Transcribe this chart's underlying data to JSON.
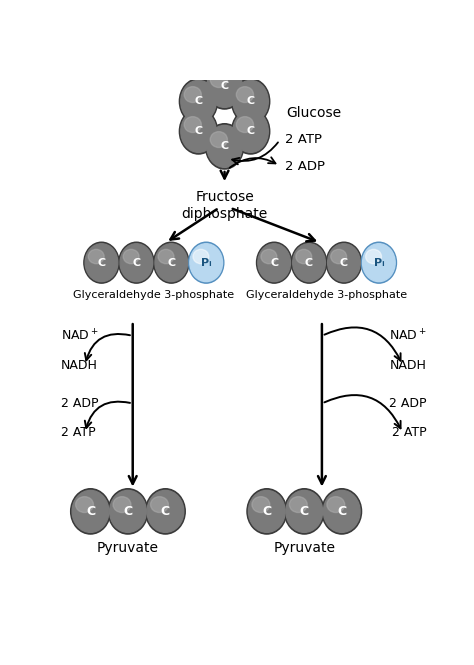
{
  "bg_color": "#ffffff",
  "carbon_fill": "#7a7a7a",
  "carbon_edge": "#3a3a3a",
  "phosphate_fill": "#b8d8f0",
  "phosphate_edge": "#5590c0",
  "text_color": "#000000",
  "glucose_label": "Glucose",
  "fructose_label": "Fructose\ndiphosphate",
  "g3p_label": "Glyceraldehyde 3-phosphate",
  "pyruvate_label": "Pyruvate",
  "arrow_color": "#000000",
  "figsize": [
    4.74,
    6.65
  ],
  "dpi": 100
}
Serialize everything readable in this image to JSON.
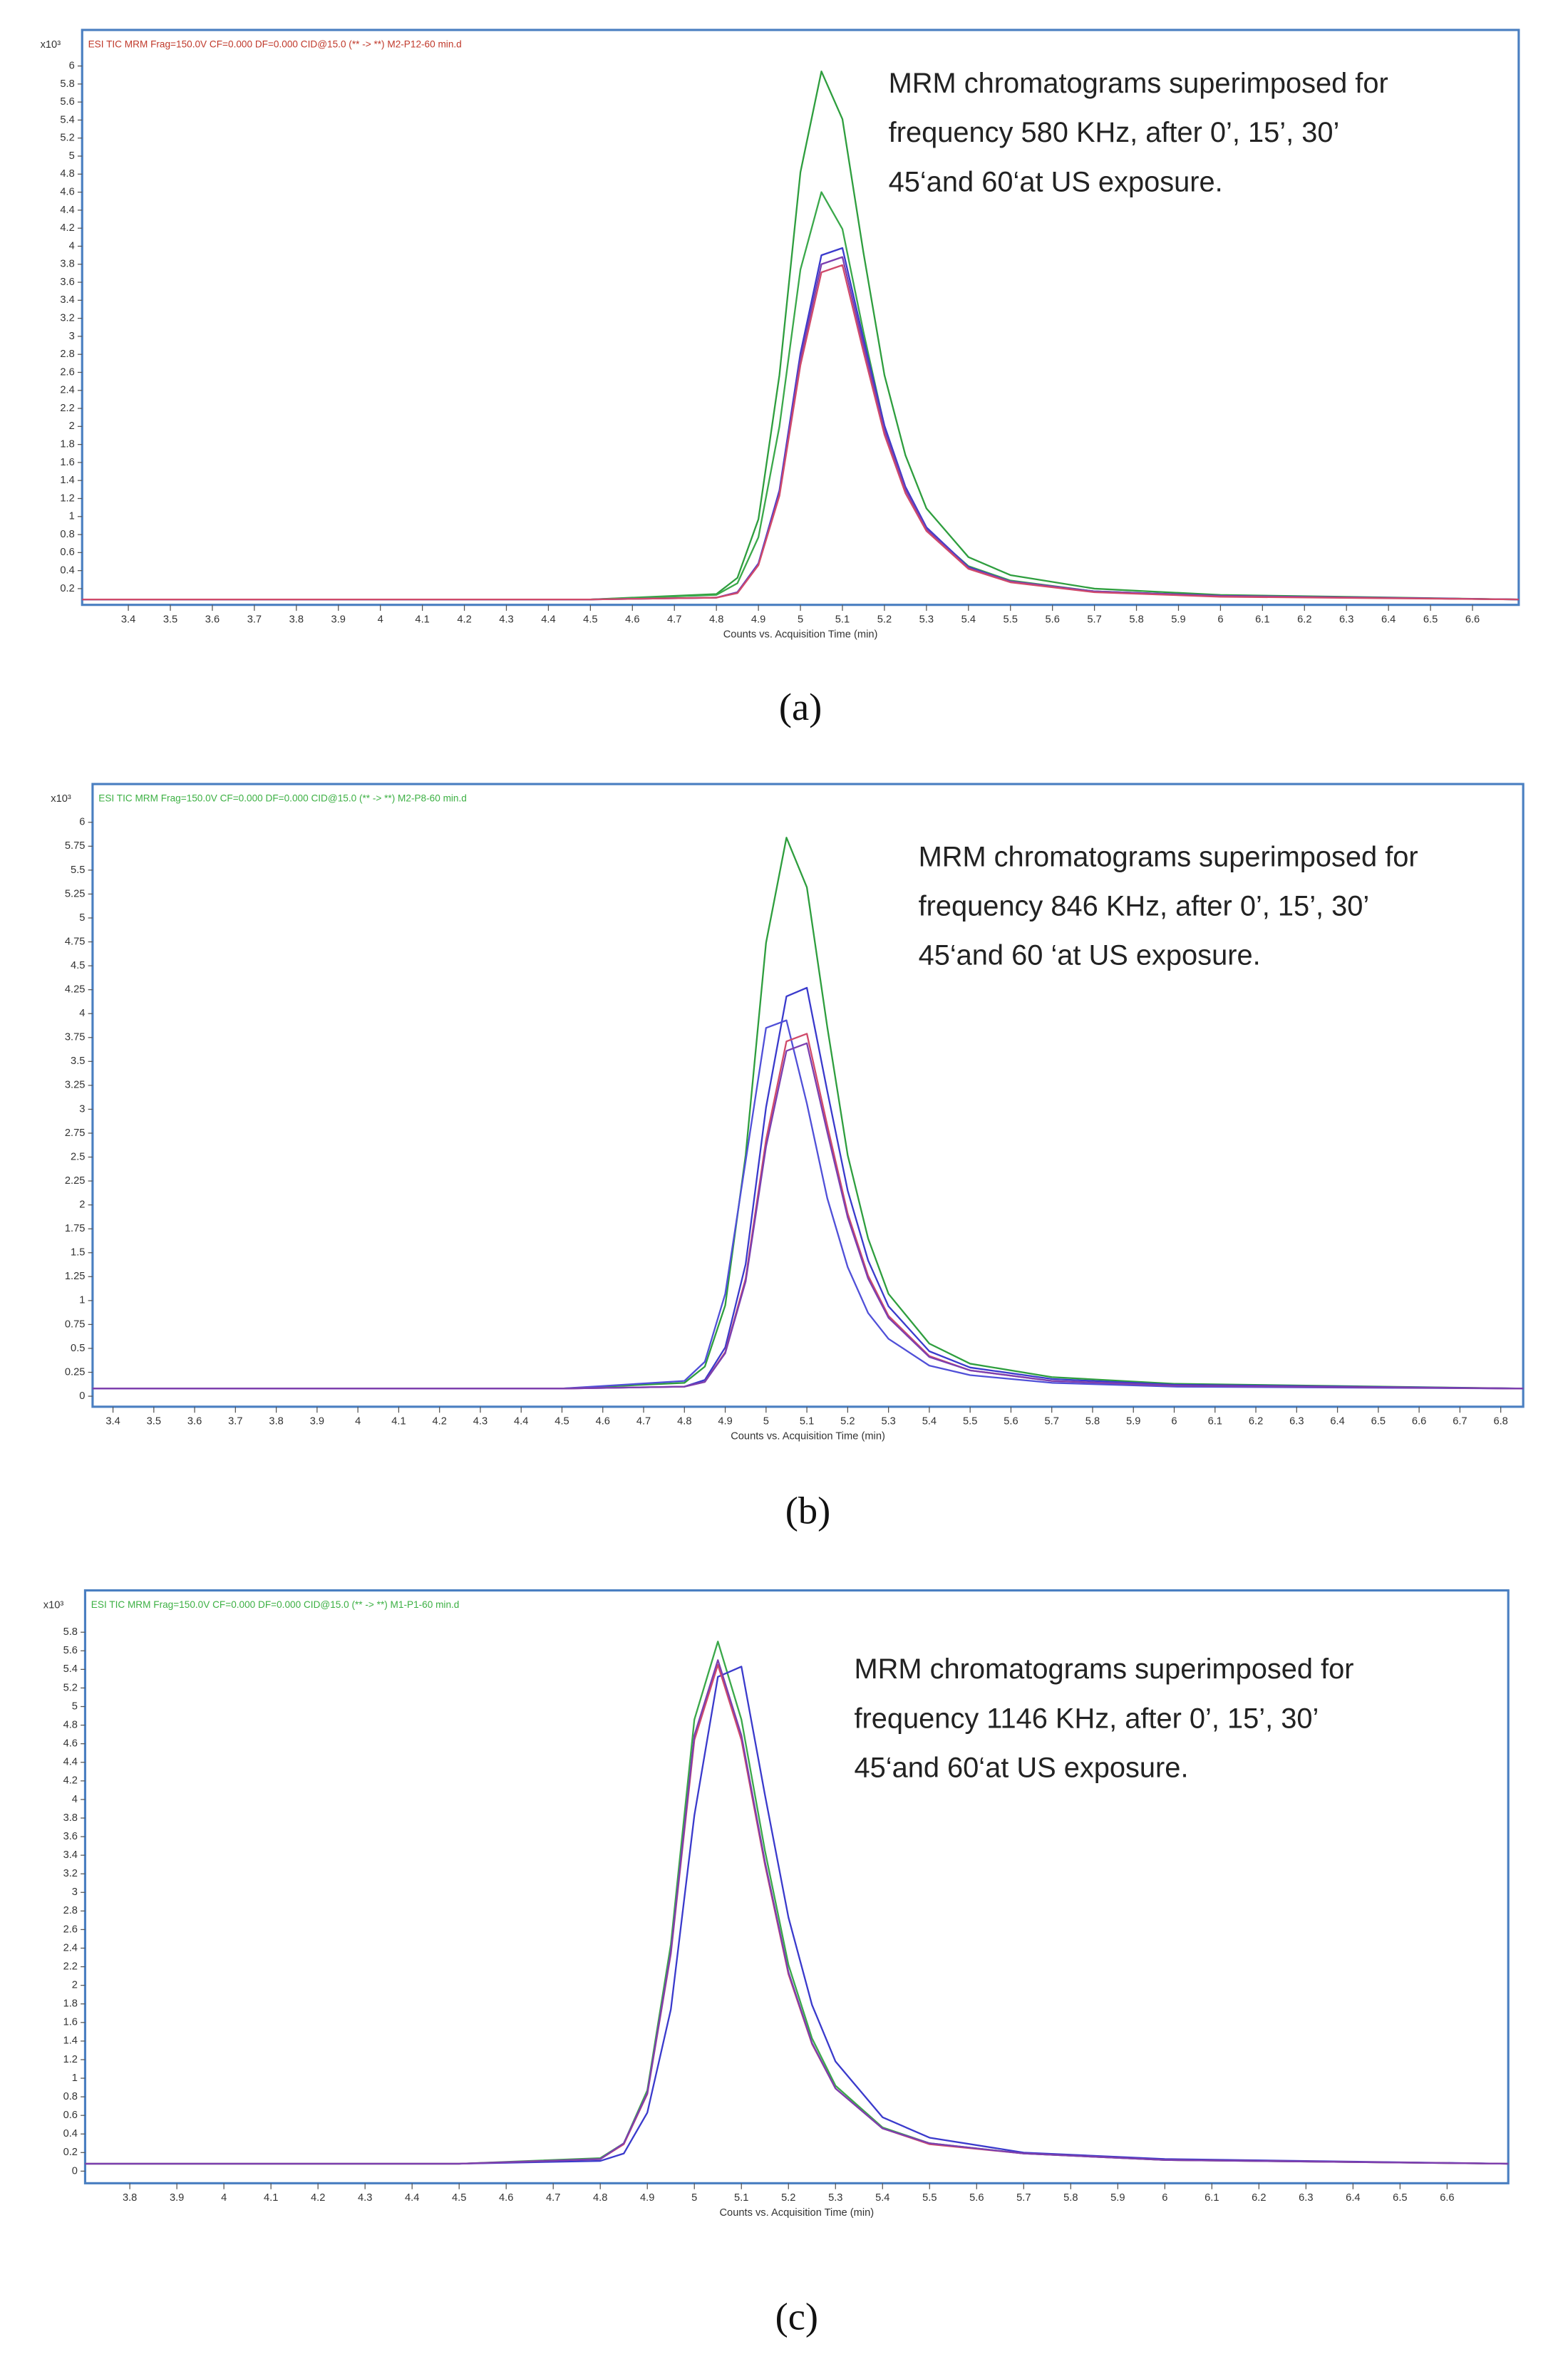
{
  "chart_data": [
    {
      "type": "line",
      "header": "ESI TIC MRM Frag=150.0V CF=0.000 DF=0.000 CID@15.0 (** -> **) M2-P12-60 min.d",
      "header_color": "#c0392b",
      "y_unit": "x10³",
      "annotation": [
        "MRM chromatograms superimposed for",
        "frequency 580 KHz, after 0’, 15’, 30’",
        "45‘and 60‘at US exposure."
      ],
      "x_label": "Counts vs. Acquisition Time (min)",
      "caption": "(a)",
      "x": [
        3.29,
        4.5,
        4.8,
        4.85,
        4.9,
        4.95,
        5.0,
        5.05,
        5.1,
        5.15,
        5.2,
        5.25,
        5.3,
        5.4,
        5.5,
        5.7,
        6.0,
        6.71
      ],
      "series": [
        {
          "color": "#2e9e3e",
          "values": [
            0.08,
            0.08,
            0.14,
            0.32,
            0.97,
            2.57,
            4.82,
            5.94,
            5.41,
            3.93,
            2.57,
            1.68,
            1.09,
            0.55,
            0.35,
            0.2,
            0.13,
            0.08
          ]
        },
        {
          "color": "#3aa84a",
          "values": [
            0.08,
            0.08,
            0.13,
            0.26,
            0.77,
            2.0,
            3.74,
            4.6,
            4.19,
            3.05,
            2.0,
            1.31,
            0.86,
            0.45,
            0.29,
            0.17,
            0.12,
            0.08
          ]
        },
        {
          "color": "#3a3acc",
          "values": [
            0.08,
            0.08,
            0.1,
            0.16,
            0.48,
            1.29,
            2.81,
            3.9,
            3.98,
            2.97,
            2.01,
            1.33,
            0.88,
            0.44,
            0.28,
            0.17,
            0.12,
            0.08
          ]
        },
        {
          "color": "#7b3fb0",
          "values": [
            0.08,
            0.08,
            0.1,
            0.16,
            0.47,
            1.26,
            2.75,
            3.8,
            3.88,
            2.9,
            1.96,
            1.3,
            0.86,
            0.43,
            0.28,
            0.17,
            0.12,
            0.08
          ]
        },
        {
          "color": "#d04a6a",
          "values": [
            0.08,
            0.08,
            0.1,
            0.15,
            0.46,
            1.23,
            2.68,
            3.71,
            3.79,
            2.83,
            1.91,
            1.26,
            0.84,
            0.42,
            0.27,
            0.16,
            0.11,
            0.08
          ]
        }
      ],
      "xlim": [
        3.29,
        6.71
      ],
      "ylim": [
        0.02,
        6.4
      ],
      "xticks": [
        3.4,
        3.5,
        3.6,
        3.7,
        3.8,
        3.9,
        4,
        4.1,
        4.2,
        4.3,
        4.4,
        4.5,
        4.6,
        4.7,
        4.8,
        4.9,
        5,
        5.1,
        5.2,
        5.3,
        5.4,
        5.5,
        5.6,
        5.7,
        5.8,
        5.9,
        6,
        6.1,
        6.2,
        6.3,
        6.4,
        6.5,
        6.6
      ],
      "yticks": [
        0.2,
        0.4,
        0.6,
        0.8,
        1,
        1.2,
        1.4,
        1.6,
        1.8,
        2,
        2.2,
        2.4,
        2.6,
        2.8,
        3,
        3.2,
        3.4,
        3.6,
        3.8,
        4,
        4.2,
        4.4,
        4.6,
        4.8,
        5,
        5.2,
        5.4,
        5.6,
        5.8,
        6
      ]
    },
    {
      "type": "line",
      "header": "ESI TIC MRM Frag=150.0V CF=0.000 DF=0.000 CID@15.0 (** -> **) M2-P8-60 min.d",
      "header_color": "#3cb043",
      "y_unit": "x10³",
      "annotation": [
        "MRM chromatograms superimposed for",
        "frequency 846 KHz, after 0’, 15’, 30’",
        "45‘and 60 ‘at US exposure."
      ],
      "x_label": "Counts vs. Acquisition Time (min)",
      "caption": "(b)",
      "x": [
        3.35,
        4.5,
        4.8,
        4.85,
        4.9,
        4.95,
        5.0,
        5.05,
        5.1,
        5.15,
        5.2,
        5.25,
        5.3,
        5.4,
        5.5,
        5.7,
        6.0,
        6.855
      ],
      "series": [
        {
          "color": "#2e9e3e",
          "values": [
            0.08,
            0.08,
            0.14,
            0.31,
            0.95,
            2.52,
            4.74,
            5.84,
            5.32,
            3.86,
            2.52,
            1.65,
            1.07,
            0.55,
            0.34,
            0.2,
            0.13,
            0.08
          ]
        },
        {
          "color": "#3a3acc",
          "values": [
            0.08,
            0.08,
            0.1,
            0.17,
            0.51,
            1.38,
            3.02,
            4.18,
            4.27,
            3.19,
            2.15,
            1.42,
            0.94,
            0.47,
            0.3,
            0.18,
            0.12,
            0.08
          ]
        },
        {
          "color": "#5050d8",
          "values": [
            0.08,
            0.08,
            0.16,
            0.36,
            1.07,
            2.46,
            3.85,
            3.93,
            3.06,
            2.07,
            1.35,
            0.87,
            0.6,
            0.32,
            0.22,
            0.14,
            0.1,
            0.08
          ]
        },
        {
          "color": "#d04a6a",
          "values": [
            0.08,
            0.08,
            0.1,
            0.15,
            0.46,
            1.23,
            2.68,
            3.71,
            3.79,
            2.83,
            1.91,
            1.26,
            0.84,
            0.42,
            0.27,
            0.16,
            0.11,
            0.08
          ]
        },
        {
          "color": "#7b3fb0",
          "values": [
            0.08,
            0.08,
            0.1,
            0.15,
            0.45,
            1.2,
            2.61,
            3.61,
            3.69,
            2.76,
            1.87,
            1.23,
            0.82,
            0.41,
            0.27,
            0.16,
            0.11,
            0.08
          ]
        }
      ],
      "xlim": [
        3.35,
        6.855
      ],
      "ylim": [
        -0.11,
        6.4
      ],
      "xticks": [
        3.4,
        3.5,
        3.6,
        3.7,
        3.8,
        3.9,
        4,
        4.1,
        4.2,
        4.3,
        4.4,
        4.5,
        4.6,
        4.7,
        4.8,
        4.9,
        5,
        5.1,
        5.2,
        5.3,
        5.4,
        5.5,
        5.6,
        5.7,
        5.8,
        5.9,
        6,
        6.1,
        6.2,
        6.3,
        6.4,
        6.5,
        6.6,
        6.7,
        6.8
      ],
      "yticks": [
        0,
        0.25,
        0.5,
        0.75,
        1,
        1.25,
        1.5,
        1.75,
        2,
        2.25,
        2.5,
        2.75,
        3,
        3.25,
        3.5,
        3.75,
        4,
        4.25,
        4.5,
        4.75,
        5,
        5.25,
        5.5,
        5.75,
        6
      ]
    },
    {
      "type": "line",
      "header": "ESI TIC MRM Frag=150.0V CF=0.000 DF=0.000 CID@15.0 (** -> **) M1-P1-60 min.d",
      "header_color": "#3cb043",
      "y_unit": "x10³",
      "annotation": [
        "MRM chromatograms superimposed for",
        "frequency 1146 KHz, after 0’, 15’, 30’",
        "45‘and 60‘at US exposure."
      ],
      "x_label": "Counts vs. Acquisition Time (min)",
      "caption": "(c)",
      "x": [
        3.705,
        4.5,
        4.8,
        4.85,
        4.9,
        4.95,
        5.0,
        5.05,
        5.1,
        5.15,
        5.2,
        5.25,
        5.3,
        5.4,
        5.5,
        5.7,
        6.0,
        6.73
      ],
      "series": [
        {
          "color": "#3aa84a",
          "values": [
            0.08,
            0.08,
            0.14,
            0.3,
            0.87,
            2.44,
            4.86,
            5.7,
            4.86,
            3.45,
            2.22,
            1.43,
            0.92,
            0.47,
            0.3,
            0.19,
            0.12,
            0.08
          ]
        },
        {
          "color": "#3a3acc",
          "values": [
            0.08,
            0.08,
            0.11,
            0.19,
            0.63,
            1.74,
            3.83,
            5.32,
            5.43,
            4.05,
            2.73,
            1.79,
            1.18,
            0.58,
            0.36,
            0.2,
            0.13,
            0.08
          ]
        },
        {
          "color": "#d04a6a",
          "values": [
            0.08,
            0.08,
            0.13,
            0.29,
            0.83,
            2.34,
            4.64,
            5.45,
            4.64,
            3.3,
            2.12,
            1.37,
            0.89,
            0.46,
            0.29,
            0.19,
            0.12,
            0.08
          ]
        },
        {
          "color": "#7b3fb0",
          "values": [
            0.08,
            0.08,
            0.13,
            0.3,
            0.84,
            2.36,
            4.69,
            5.5,
            4.69,
            3.33,
            2.14,
            1.38,
            0.89,
            0.46,
            0.3,
            0.19,
            0.12,
            0.08
          ]
        }
      ],
      "xlim": [
        3.705,
        6.73
      ],
      "ylim": [
        -0.13,
        6.25
      ],
      "xticks": [
        3.8,
        3.9,
        4,
        4.1,
        4.2,
        4.3,
        4.4,
        4.5,
        4.6,
        4.7,
        4.8,
        4.9,
        5,
        5.1,
        5.2,
        5.3,
        5.4,
        5.5,
        5.6,
        5.7,
        5.8,
        5.9,
        6,
        6.1,
        6.2,
        6.3,
        6.4,
        6.5,
        6.6
      ],
      "yticks": [
        0,
        0.2,
        0.4,
        0.6,
        0.8,
        1,
        1.2,
        1.4,
        1.6,
        1.8,
        2,
        2.2,
        2.4,
        2.6,
        2.8,
        3,
        3.2,
        3.4,
        3.6,
        3.8,
        4,
        4.2,
        4.4,
        4.6,
        4.8,
        5,
        5.2,
        5.4,
        5.6,
        5.8
      ]
    }
  ]
}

◆ ◆ ◆ ◆

▶ _PROBLEM DESCRIPTION_: Scan the lines for the string "Frag". Pick out every line that has it.

▶ _COMPLETE RESPONSE_:
      "header": "ESI TIC MRM Frag=150.0V CF=0.000 DF=0.000 CID@15.0 (** -> **) M2-P12-60 min.d",
      "header": "ESI TIC MRM Frag=150.0V CF=0.000 DF=0.000 CID@15.0 (** -> **) M2-P8-60 min.d",
      "header": "ESI TIC MRM Frag=150.0V CF=0.000 DF=0.000 CID@15.0 (** -> **) M1-P1-60 min.d",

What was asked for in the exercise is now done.